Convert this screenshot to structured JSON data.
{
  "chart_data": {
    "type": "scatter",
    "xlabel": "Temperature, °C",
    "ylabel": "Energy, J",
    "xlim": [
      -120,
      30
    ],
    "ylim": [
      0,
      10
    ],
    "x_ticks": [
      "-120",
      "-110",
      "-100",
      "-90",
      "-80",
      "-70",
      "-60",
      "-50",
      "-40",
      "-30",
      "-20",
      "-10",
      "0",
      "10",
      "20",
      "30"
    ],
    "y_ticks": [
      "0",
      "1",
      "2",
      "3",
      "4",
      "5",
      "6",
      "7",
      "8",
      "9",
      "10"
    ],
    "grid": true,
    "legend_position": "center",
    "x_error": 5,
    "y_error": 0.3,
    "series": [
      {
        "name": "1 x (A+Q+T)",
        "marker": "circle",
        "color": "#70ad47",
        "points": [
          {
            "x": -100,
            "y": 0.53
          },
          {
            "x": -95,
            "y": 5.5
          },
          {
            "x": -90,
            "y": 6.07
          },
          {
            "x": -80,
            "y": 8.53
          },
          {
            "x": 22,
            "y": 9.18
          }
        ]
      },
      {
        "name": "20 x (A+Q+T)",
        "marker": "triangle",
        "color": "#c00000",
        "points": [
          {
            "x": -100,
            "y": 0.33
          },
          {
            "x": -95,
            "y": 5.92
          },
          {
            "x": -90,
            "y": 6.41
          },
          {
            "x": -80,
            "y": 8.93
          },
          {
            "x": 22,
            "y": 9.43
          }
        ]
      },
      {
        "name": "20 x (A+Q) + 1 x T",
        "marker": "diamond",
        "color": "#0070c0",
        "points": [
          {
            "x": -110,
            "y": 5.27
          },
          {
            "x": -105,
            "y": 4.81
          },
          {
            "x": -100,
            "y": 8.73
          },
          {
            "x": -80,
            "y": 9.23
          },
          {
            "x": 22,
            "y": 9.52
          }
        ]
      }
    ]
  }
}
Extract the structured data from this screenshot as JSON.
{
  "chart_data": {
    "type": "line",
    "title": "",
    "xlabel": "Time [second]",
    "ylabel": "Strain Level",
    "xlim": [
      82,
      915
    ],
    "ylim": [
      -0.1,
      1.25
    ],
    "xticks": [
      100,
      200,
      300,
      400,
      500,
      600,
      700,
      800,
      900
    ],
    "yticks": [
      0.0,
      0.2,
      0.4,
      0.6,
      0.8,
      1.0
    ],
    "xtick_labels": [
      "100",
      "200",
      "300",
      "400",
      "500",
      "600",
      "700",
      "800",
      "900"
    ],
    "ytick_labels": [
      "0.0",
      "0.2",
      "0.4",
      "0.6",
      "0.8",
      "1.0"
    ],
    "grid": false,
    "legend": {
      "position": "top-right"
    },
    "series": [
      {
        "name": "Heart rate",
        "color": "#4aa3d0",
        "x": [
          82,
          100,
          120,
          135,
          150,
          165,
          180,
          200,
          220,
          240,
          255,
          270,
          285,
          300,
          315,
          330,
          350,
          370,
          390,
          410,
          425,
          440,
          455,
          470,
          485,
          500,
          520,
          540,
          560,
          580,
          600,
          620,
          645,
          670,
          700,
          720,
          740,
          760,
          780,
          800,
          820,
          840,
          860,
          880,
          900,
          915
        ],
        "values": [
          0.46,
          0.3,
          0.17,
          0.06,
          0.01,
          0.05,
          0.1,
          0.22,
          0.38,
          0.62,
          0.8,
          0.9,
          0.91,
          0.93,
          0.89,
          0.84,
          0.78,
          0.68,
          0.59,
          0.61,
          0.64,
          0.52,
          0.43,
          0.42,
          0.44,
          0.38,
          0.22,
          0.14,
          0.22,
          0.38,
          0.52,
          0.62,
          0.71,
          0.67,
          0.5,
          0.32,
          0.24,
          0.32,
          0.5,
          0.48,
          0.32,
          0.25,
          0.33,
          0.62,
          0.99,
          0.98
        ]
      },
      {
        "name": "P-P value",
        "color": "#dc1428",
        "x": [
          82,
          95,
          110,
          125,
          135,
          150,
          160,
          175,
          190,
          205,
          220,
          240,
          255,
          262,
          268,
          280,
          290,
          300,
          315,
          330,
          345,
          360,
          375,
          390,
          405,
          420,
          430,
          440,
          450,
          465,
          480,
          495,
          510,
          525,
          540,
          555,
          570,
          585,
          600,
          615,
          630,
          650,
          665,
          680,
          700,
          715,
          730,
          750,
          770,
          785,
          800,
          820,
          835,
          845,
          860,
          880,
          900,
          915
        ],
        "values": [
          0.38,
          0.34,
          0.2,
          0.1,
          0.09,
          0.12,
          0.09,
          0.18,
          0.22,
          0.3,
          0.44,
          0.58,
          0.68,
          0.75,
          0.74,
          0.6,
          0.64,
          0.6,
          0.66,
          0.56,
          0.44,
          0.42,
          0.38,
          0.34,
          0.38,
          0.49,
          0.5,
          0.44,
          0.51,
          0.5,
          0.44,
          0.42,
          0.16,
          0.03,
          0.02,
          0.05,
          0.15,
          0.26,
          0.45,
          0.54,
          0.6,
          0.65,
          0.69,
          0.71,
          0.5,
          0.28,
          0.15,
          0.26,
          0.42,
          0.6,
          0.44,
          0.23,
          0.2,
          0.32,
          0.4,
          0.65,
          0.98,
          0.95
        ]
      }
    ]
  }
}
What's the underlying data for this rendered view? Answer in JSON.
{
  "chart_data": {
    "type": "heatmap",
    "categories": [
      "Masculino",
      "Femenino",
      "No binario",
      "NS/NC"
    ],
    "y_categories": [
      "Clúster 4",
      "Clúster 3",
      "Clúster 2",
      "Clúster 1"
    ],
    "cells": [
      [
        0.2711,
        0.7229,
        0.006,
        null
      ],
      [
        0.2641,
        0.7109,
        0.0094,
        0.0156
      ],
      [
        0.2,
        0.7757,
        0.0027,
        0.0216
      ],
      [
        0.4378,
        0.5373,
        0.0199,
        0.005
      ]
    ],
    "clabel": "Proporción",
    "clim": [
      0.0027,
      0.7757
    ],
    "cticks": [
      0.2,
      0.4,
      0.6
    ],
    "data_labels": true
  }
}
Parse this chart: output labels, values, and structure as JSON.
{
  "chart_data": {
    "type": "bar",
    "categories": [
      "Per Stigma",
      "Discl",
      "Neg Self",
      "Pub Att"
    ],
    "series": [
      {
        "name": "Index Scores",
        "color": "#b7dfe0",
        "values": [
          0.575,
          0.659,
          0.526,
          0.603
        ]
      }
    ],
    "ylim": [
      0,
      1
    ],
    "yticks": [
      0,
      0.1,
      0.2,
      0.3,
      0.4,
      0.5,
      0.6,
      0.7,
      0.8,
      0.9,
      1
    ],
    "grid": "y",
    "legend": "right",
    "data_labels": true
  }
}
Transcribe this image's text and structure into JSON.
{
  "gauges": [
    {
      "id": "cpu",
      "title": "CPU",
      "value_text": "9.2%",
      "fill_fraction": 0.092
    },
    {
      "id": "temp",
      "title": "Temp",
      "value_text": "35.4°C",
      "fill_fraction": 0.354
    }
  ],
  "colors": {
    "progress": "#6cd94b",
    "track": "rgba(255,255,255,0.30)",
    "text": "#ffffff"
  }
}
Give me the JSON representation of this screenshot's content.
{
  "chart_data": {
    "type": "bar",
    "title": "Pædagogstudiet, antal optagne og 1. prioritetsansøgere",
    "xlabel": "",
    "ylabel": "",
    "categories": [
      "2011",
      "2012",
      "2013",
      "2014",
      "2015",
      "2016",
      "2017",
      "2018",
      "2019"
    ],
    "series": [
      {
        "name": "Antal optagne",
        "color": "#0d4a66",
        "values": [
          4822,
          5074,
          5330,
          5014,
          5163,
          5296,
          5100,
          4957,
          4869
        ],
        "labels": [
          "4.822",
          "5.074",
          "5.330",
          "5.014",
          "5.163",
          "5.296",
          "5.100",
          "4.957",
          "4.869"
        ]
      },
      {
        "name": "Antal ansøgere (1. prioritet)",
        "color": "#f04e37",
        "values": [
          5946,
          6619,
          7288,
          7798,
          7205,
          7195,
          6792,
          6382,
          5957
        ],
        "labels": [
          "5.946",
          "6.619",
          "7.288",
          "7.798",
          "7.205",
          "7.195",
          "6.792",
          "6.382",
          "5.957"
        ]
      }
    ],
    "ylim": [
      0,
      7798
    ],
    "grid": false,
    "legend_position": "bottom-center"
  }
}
------------------------------
▶ [Directions]: Go through the records above, find every line with the word "grid", and list those lines.

▶ [Reply to the task]:
    "grid": true,
    "grid": false,
    "grid": "y",
    "grid": false,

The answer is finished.